**TASK STATEMENT**. Filter the entries below, keeping only lines with the word "name".

Dataset excerpt
- - - -
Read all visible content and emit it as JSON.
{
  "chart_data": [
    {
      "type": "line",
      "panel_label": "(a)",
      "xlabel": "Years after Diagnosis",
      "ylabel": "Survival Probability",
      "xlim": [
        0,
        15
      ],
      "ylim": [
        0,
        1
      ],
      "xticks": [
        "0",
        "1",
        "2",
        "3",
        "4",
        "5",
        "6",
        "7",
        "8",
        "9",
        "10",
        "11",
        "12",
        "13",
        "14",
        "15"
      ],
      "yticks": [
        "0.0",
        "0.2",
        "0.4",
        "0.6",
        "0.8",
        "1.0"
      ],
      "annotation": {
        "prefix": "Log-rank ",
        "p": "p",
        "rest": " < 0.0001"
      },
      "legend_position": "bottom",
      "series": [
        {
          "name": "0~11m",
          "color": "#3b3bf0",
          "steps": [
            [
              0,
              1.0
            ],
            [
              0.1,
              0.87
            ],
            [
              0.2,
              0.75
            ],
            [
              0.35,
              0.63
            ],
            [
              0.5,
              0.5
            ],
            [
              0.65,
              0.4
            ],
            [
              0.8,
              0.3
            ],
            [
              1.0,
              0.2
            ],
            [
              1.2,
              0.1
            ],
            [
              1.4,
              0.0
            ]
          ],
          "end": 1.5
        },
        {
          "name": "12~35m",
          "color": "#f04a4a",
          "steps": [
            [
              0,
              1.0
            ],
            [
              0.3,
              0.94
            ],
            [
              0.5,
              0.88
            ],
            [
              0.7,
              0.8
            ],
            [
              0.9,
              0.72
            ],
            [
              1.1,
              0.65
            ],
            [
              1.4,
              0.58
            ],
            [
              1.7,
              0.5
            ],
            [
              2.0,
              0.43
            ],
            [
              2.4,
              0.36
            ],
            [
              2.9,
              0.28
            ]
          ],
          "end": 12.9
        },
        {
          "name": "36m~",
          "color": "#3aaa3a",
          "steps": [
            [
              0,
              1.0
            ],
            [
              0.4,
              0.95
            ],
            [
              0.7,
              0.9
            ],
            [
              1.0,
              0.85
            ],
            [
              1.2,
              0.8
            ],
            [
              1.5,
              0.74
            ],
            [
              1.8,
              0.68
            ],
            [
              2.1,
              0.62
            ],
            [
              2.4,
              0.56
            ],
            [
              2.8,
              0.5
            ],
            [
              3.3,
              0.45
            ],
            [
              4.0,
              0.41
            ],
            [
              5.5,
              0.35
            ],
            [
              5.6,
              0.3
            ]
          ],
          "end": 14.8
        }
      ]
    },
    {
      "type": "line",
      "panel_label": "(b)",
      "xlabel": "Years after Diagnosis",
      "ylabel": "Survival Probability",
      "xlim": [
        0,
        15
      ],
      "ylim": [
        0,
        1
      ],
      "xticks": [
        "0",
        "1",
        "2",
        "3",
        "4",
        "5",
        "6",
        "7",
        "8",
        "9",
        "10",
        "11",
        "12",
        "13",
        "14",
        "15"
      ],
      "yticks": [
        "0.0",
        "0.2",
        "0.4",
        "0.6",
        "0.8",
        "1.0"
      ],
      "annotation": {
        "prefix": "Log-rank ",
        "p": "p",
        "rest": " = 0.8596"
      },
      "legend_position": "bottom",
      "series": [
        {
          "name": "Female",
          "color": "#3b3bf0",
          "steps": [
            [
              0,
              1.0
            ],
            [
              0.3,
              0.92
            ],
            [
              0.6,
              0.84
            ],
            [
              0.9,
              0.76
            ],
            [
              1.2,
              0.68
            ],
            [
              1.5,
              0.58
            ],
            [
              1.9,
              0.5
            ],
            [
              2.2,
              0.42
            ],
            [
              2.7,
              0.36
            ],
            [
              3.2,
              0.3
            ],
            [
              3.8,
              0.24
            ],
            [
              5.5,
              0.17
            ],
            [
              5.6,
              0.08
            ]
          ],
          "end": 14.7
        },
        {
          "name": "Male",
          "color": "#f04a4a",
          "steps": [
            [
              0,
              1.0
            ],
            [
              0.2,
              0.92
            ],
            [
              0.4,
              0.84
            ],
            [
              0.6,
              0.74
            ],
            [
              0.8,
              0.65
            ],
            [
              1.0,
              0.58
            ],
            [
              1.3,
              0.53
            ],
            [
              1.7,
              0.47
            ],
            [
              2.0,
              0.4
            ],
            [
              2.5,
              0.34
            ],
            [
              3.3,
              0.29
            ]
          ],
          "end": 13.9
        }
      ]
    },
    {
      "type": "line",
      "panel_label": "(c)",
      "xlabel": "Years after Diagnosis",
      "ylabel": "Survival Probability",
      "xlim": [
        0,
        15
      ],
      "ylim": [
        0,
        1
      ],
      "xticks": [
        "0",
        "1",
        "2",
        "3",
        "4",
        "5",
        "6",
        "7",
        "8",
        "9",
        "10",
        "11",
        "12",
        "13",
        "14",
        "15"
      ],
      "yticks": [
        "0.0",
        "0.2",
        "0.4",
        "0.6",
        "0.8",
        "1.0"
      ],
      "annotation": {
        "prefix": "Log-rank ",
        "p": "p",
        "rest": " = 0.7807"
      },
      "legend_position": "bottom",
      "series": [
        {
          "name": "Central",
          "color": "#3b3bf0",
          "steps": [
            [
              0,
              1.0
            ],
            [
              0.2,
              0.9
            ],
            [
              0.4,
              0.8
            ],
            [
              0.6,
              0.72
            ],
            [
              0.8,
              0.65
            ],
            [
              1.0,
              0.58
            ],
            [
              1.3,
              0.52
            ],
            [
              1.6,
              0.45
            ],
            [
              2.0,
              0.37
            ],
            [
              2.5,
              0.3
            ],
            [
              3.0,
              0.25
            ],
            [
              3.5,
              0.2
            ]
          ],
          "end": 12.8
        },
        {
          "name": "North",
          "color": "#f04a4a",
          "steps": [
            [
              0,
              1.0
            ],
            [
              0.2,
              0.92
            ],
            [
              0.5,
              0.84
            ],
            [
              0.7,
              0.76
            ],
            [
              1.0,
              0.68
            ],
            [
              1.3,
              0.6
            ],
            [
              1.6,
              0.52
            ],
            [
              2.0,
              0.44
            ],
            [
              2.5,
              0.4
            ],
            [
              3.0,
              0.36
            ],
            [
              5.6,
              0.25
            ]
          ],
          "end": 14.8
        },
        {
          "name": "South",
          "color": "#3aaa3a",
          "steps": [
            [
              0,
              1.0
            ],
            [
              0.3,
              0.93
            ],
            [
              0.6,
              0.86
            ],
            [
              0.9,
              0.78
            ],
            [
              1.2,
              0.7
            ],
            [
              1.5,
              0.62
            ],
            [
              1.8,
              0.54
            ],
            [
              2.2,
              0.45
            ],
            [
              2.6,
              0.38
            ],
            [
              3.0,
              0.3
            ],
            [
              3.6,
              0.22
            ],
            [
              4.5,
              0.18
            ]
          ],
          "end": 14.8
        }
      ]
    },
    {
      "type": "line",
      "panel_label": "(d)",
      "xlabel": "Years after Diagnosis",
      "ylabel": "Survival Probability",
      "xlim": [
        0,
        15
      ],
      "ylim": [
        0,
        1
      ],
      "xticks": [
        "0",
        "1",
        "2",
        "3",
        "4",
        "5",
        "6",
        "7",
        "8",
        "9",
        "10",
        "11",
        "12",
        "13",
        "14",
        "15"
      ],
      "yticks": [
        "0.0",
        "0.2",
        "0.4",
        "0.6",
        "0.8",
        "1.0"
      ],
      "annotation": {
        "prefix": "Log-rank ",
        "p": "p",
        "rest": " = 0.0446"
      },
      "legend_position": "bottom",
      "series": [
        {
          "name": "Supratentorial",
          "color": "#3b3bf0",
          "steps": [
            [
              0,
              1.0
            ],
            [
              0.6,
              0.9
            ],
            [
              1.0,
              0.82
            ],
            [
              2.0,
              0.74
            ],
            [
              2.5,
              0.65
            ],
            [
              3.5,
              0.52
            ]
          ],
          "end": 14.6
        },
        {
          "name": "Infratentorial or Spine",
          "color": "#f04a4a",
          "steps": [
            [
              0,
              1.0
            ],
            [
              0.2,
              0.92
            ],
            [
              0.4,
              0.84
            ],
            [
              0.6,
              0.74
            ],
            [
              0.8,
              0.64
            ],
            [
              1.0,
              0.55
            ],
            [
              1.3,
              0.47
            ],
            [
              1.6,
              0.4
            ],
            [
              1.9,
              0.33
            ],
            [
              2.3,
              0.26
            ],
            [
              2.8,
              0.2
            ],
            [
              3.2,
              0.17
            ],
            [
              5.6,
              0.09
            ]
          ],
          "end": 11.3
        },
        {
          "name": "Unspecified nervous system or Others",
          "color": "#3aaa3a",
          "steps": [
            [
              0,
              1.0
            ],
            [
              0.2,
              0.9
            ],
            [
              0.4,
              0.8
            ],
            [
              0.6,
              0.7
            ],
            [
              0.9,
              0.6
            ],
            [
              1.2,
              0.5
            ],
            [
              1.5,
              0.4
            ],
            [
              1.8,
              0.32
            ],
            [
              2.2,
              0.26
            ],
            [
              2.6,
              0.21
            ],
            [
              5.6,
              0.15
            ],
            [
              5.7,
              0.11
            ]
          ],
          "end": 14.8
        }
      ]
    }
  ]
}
- - - -
**SOLUTION TO THE EXERCISE**.
          "name": "0~11m",
          "name": "12~35m",
          "name": "36m~",
          "name": "Female",
          "name": "Male",
          "name": "Central",
          "name": "North",
          "name": "South",
          "name": "Supratentorial",
          "name": "Infratentorial or Spine",
          "name": "Unspecified nervous system or Others",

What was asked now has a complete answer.